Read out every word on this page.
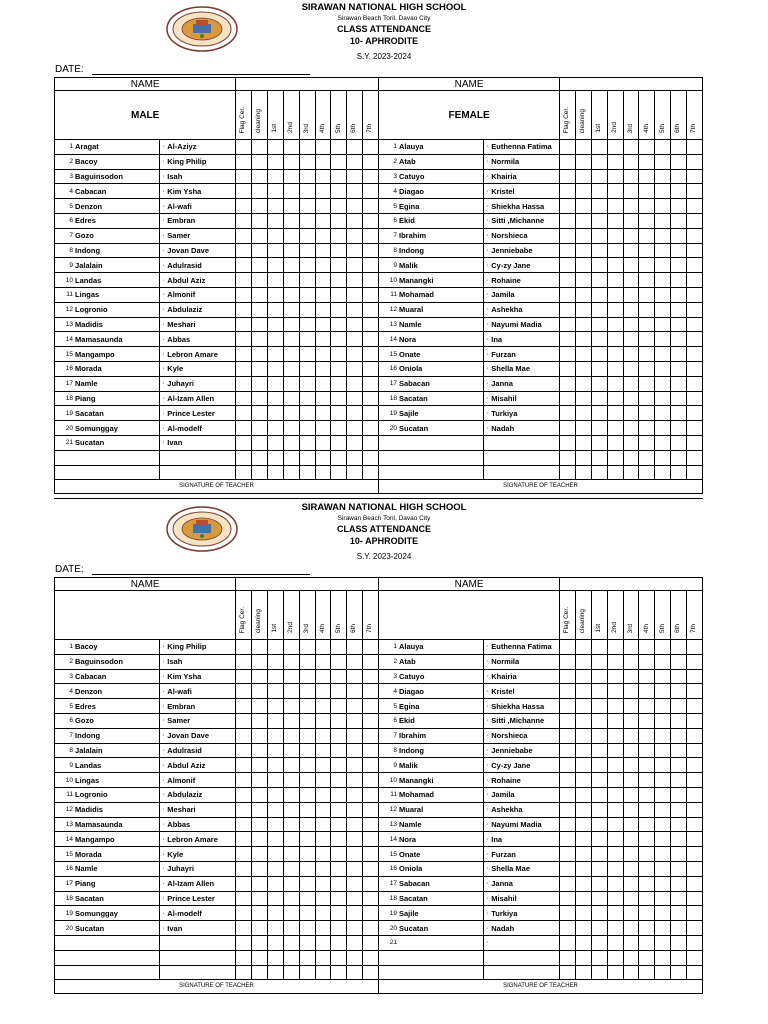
SIRAWAN NATIONAL HIGH SCHOOL
Sirawan Beach Toril, Davao City
CLASS ATTENDANCE
10- APHRODITE
S.Y. 2023-2024
DATE:
NAME													NAME												
MALE				Flag Cer.	cleaning	1st	2nd	3rd	4th	5th	6th	7th	FEMALE				Flag Cer.	cleaning	1st	2nd	3rd	4th	5th	6th	7th
1	Aragat	·	Al-Aziyz										1	Alauya	·	Euthenna Fatima									
2	Bacoy	·	King Philip										2	Atab	·	Normila									
3	Baguinsodon	·	Isah										3	Catuyo	·	Khairia									
4	Cabacan	·	Kim Ysha										4	Diagao	·	Kristel									
5	Denzon	·	Al-wafi										5	Egina	·	Shiekha Hassa									
6	Edres	·	Embran										6	Ekid	·	Sitti ,Michanne									
7	Gozo	·	Samer										7	Ibrahim	·	Norshieca									
8	Indong	·	Jovan Dave										8	Indong	·	Jenniebabe									
9	Jalalain	·	Adulrasid										9	Malik	·	Cy-zy Jane									
10	Landas	·	Abdul Aziz										10	Manangki	·	Rohaine									
11	Lingas	·	Almonif										11	Mohamad	·	Jamila									
12	Logronio	·	Abdulaziz										12	Muaral	·	Ashekha									
13	Madidis	·	Meshari										13	Namle	·	Nayumi Madia									
14	Mamasaunda	·	Abbas										14	Nora	·	Ina									
15	Mangampo	·	Lebron Amare										15	Onate	·	Furzan									
16	Morada	·	Kyle										16	Oniola	·	Shella Mae									
17	Namle	·	Juhayri										17	Sabacan	·	Janna									
18	Piang	·	Al-Izam Allen										18	Sacatan	·	Misahil									
19	Sacatan	·	Prince Lester										19	Sajile	·	Turkiya									
20	Somunggay	·	Al-modelf										20	Sucatan	·	Nadah									
21	Sucatan	·	Ivan																						

SIGNATURE OF TEACHER													SIGNATURE OF TEACHER												
SIRAWAN NATIONAL HIGH SCHOOL
Sirawan Beach Toril, Davao City
CLASS ATTENDANCE
10- APHRODITE
S.Y. 2023-2024
DATE:
NAME													NAME												
				Flag Cer.	cleaning	1st	2nd	3rd	4th	5th	6th	7th					Flag Cer.	cleaning	1st	2nd	3rd	4th	5th	6th	7th
1	Bacoy	·	King Philip										1	Alauya	·	Euthenna Fatima									
2	Baguinsodon	·	Isah										2	Atab	·	Normila									
3	Cabacan	·	Kim Ysha										3	Catuyo	·	Khairia									
4	Denzon	·	Al-wafi										4	Diagao	·	Kristel									
5	Edres	·	Embran										5	Egina	·	Shiekha Hassa									
6	Gozo	·	Samer										6	Ekid	·	Sitti ,Michanne									
7	Indong	·	Jovan Dave										7	Ibrahim	·	Norshieca									
8	Jalalain	·	Adulrasid										8	Indong	·	Jenniebabe									
9	Landas	·	Abdul Aziz										9	Malik	·	Cy-zy Jane									
10	Lingas	·	Almonif										10	Manangki	·	Rohaine									
11	Logronio	·	Abdulaziz										11	Mohamad	·	Jamila									
12	Madidis	·	Meshari										12	Muaral	·	Ashekha									
13	Mamasaunda	·	Abbas										13	Namle	·	Nayumi Madia									
14	Mangampo	·	Lebron Amare										14	Nora	·	Ina									
15	Morada	·	Kyle										15	Onate	·	Furzan									
16	Namle	·	Juhayri										16	Oniola	·	Shella Mae									
17	Piang	·	Al-Izam Allen										17	Sabacan	·	Janna									
18	Sacatan	·	Prince Lester										18	Sacatan	·	Misahil									
19	Somunggay	·	Al-modelf										19	Sajile	·	Turkiya									
20	Sucatan	·	Ivan										20	Sucatan	·	Nadah									
													21		·										

SIGNATURE OF TEACHER													SIGNATURE OF TEACHER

◇ ◇ ◇

• [WHAT TO PRODUCE] Repeat each record exactly, with the pictures left out.

• [SOLUTION FOR THIS TASK]
Read out every word on this page.
SIRAWAN NATIONAL HIGH SCHOOL
Sirawan Beach Toril, Davao City
CLASS ATTENDANCE
10- APHRODITE
S.Y. 2023-2024
DATE:
NAME													NAME												
MALE				Flag Cer.	cleaning	1st	2nd	3rd	4th	5th	6th	7th	FEMALE				Flag Cer.	cleaning	1st	2nd	3rd	4th	5th	6th	7th
1	Aragat	·	Al-Aziyz										1	Alauya	·	Euthenna Fatima									
2	Bacoy	·	King Philip										2	Atab	·	Normila									
3	Baguinsodon	·	Isah										3	Catuyo	·	Khairia									
4	Cabacan	·	Kim Ysha										4	Diagao	·	Kristel									
5	Denzon	·	Al-wafi										5	Egina	·	Shiekha Hassa									
6	Edres	·	Embran										6	Ekid	·	Sitti ,Michanne									
7	Gozo	·	Samer										7	Ibrahim	·	Norshieca									
8	Indong	·	Jovan Dave										8	Indong	·	Jenniebabe									
9	Jalalain	·	Adulrasid										9	Malik	·	Cy-zy Jane									
10	Landas	·	Abdul Aziz										10	Manangki	·	Rohaine									
11	Lingas	·	Almonif										11	Mohamad	·	Jamila									
12	Logronio	·	Abdulaziz										12	Muaral	·	Ashekha									
13	Madidis	·	Meshari										13	Namle	·	Nayumi Madia									
14	Mamasaunda	·	Abbas										14	Nora	·	Ina									
15	Mangampo	·	Lebron Amare										15	Onate	·	Furzan									
16	Morada	·	Kyle										16	Oniola	·	Shella Mae									
17	Namle	·	Juhayri										17	Sabacan	·	Janna									
18	Piang	·	Al-Izam Allen										18	Sacatan	·	Misahil									
19	Sacatan	·	Prince Lester										19	Sajile	·	Turkiya									
20	Somunggay	·	Al-modelf										20	Sucatan	·	Nadah									
21	Sucatan	·	Ivan																						

SIGNATURE OF TEACHER													SIGNATURE OF TEACHER												
SIRAWAN NATIONAL HIGH SCHOOL
Sirawan Beach Toril, Davao City
CLASS ATTENDANCE
10- APHRODITE
S.Y. 2023-2024
DATE:
NAME													NAME												
				Flag Cer.	cleaning	1st	2nd	3rd	4th	5th	6th	7th					Flag Cer.	cleaning	1st	2nd	3rd	4th	5th	6th	7th
1	Bacoy	·	King Philip										1	Alauya	·	Euthenna Fatima									
2	Baguinsodon	·	Isah										2	Atab	·	Normila									
3	Cabacan	·	Kim Ysha										3	Catuyo	·	Khairia									
4	Denzon	·	Al-wafi										4	Diagao	·	Kristel									
5	Edres	·	Embran										5	Egina	·	Shiekha Hassa									
6	Gozo	·	Samer										6	Ekid	·	Sitti ,Michanne									
7	Indong	·	Jovan Dave										7	Ibrahim	·	Norshieca									
8	Jalalain	·	Adulrasid										8	Indong	·	Jenniebabe									
9	Landas	·	Abdul Aziz										9	Malik	·	Cy-zy Jane									
10	Lingas	·	Almonif										10	Manangki	·	Rohaine									
11	Logronio	·	Abdulaziz										11	Mohamad	·	Jamila									
12	Madidis	·	Meshari										12	Muaral	·	Ashekha									
13	Mamasaunda	·	Abbas										13	Namle	·	Nayumi Madia									
14	Mangampo	·	Lebron Amare										14	Nora	·	Ina									
15	Morada	·	Kyle										15	Onate	·	Furzan									
16	Namle	·	Juhayri										16	Oniola	·	Shella Mae									
17	Piang	·	Al-Izam Allen										17	Sabacan	·	Janna									
18	Sacatan	·	Prince Lester										18	Sacatan	·	Misahil									
19	Somunggay	·	Al-modelf										19	Sajile	·	Turkiya									
20	Sucatan	·	Ivan										20	Sucatan	·	Nadah									
													21		·										

SIGNATURE OF TEACHER													SIGNATURE OF TEACHER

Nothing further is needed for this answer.